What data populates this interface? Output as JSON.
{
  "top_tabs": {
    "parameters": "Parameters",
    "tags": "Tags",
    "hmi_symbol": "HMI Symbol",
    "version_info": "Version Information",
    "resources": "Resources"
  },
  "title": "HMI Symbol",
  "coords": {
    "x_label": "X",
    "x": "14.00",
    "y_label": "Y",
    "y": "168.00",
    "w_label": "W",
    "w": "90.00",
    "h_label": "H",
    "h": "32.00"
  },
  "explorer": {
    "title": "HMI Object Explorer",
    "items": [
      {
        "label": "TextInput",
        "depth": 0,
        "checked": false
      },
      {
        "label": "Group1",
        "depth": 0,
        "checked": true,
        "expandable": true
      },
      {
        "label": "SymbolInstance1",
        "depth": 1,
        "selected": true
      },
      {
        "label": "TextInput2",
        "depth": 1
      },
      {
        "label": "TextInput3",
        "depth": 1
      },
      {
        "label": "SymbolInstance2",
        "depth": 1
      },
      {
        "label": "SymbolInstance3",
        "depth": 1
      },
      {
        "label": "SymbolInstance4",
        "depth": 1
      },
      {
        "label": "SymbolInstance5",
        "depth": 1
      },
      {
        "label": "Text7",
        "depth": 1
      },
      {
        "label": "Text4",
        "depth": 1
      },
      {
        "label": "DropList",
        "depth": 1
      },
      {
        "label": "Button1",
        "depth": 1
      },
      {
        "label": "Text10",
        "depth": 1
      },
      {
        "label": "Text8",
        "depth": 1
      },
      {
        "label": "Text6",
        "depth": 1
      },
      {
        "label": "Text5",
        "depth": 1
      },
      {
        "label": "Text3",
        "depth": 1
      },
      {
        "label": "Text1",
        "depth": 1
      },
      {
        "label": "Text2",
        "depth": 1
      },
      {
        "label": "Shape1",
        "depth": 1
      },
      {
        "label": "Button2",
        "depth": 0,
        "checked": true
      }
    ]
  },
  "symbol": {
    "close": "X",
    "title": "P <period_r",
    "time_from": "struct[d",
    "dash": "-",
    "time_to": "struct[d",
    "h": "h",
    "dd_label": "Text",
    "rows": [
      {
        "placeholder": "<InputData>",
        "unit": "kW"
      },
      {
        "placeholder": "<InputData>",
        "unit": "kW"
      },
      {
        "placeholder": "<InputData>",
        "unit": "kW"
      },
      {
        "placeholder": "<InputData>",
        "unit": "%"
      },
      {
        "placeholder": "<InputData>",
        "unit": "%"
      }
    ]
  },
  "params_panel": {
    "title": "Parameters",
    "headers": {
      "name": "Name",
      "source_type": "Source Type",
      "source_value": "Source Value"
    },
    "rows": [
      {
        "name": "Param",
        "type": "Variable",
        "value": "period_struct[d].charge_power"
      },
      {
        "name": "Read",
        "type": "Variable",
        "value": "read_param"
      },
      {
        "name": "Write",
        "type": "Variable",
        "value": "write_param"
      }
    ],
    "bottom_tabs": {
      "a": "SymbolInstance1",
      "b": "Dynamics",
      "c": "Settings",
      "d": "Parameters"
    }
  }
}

§ The request: Each line of the material above must be retyped precisely.

§ Exercise answer:
What data populates this interface? Output as JSON.
{
  "top_tabs": {
    "parameters": "Parameters",
    "tags": "Tags",
    "hmi_symbol": "HMI Symbol",
    "version_info": "Version Information",
    "resources": "Resources"
  },
  "title": "HMI Symbol",
  "coords": {
    "x_label": "X",
    "x": "14.00",
    "y_label": "Y",
    "y": "168.00",
    "w_label": "W",
    "w": "90.00",
    "h_label": "H",
    "h": "32.00"
  },
  "explorer": {
    "title": "HMI Object Explorer",
    "items": [
      {
        "label": "TextInput",
        "depth": 0,
        "checked": false
      },
      {
        "label": "Group1",
        "depth": 0,
        "checked": true,
        "expandable": true
      },
      {
        "label": "SymbolInstance1",
        "depth": 1,
        "selected": true
      },
      {
        "label": "TextInput2",
        "depth": 1
      },
      {
        "label": "TextInput3",
        "depth": 1
      },
      {
        "label": "SymbolInstance2",
        "depth": 1
      },
      {
        "label": "SymbolInstance3",
        "depth": 1
      },
      {
        "label": "SymbolInstance4",
        "depth": 1
      },
      {
        "label": "SymbolInstance5",
        "depth": 1
      },
      {
        "label": "Text7",
        "depth": 1
      },
      {
        "label": "Text4",
        "depth": 1
      },
      {
        "label": "DropList",
        "depth": 1
      },
      {
        "label": "Button1",
        "depth": 1
      },
      {
        "label": "Text10",
        "depth": 1
      },
      {
        "label": "Text8",
        "depth": 1
      },
      {
        "label": "Text6",
        "depth": 1
      },
      {
        "label": "Text5",
        "depth": 1
      },
      {
        "label": "Text3",
        "depth": 1
      },
      {
        "label": "Text1",
        "depth": 1
      },
      {
        "label": "Text2",
        "depth": 1
      },
      {
        "label": "Shape1",
        "depth": 1
      },
      {
        "label": "Button2",
        "depth": 0,
        "checked": true
      }
    ]
  },
  "symbol": {
    "close": "X",
    "title": "P <period_r",
    "time_from": "struct[d",
    "dash": "-",
    "time_to": "struct[d",
    "h": "h",
    "dd_label": "Text",
    "rows": [
      {
        "placeholder": "<InputData>",
        "unit": "kW"
      },
      {
        "placeholder": "<InputData>",
        "unit": "kW"
      },
      {
        "placeholder": "<InputData>",
        "unit": "kW"
      },
      {
        "placeholder": "<InputData>",
        "unit": "%"
      },
      {
        "placeholder": "<InputData>",
        "unit": "%"
      }
    ]
  },
  "params_panel": {
    "title": "Parameters",
    "headers": {
      "name": "Name",
      "source_type": "Source Type",
      "source_value": "Source Value"
    },
    "rows": [
      {
        "name": "Param",
        "type": "Variable",
        "value": "period_struct[d].charge_power"
      },
      {
        "name": "Read",
        "type": "Variable",
        "value": "read_param"
      },
      {
        "name": "Write",
        "type": "Variable",
        "value": "write_param"
      }
    ],
    "bottom_tabs": {
      "a": "SymbolInstance1",
      "b": "Dynamics",
      "c": "Settings",
      "d": "Parameters"
    }
  }
}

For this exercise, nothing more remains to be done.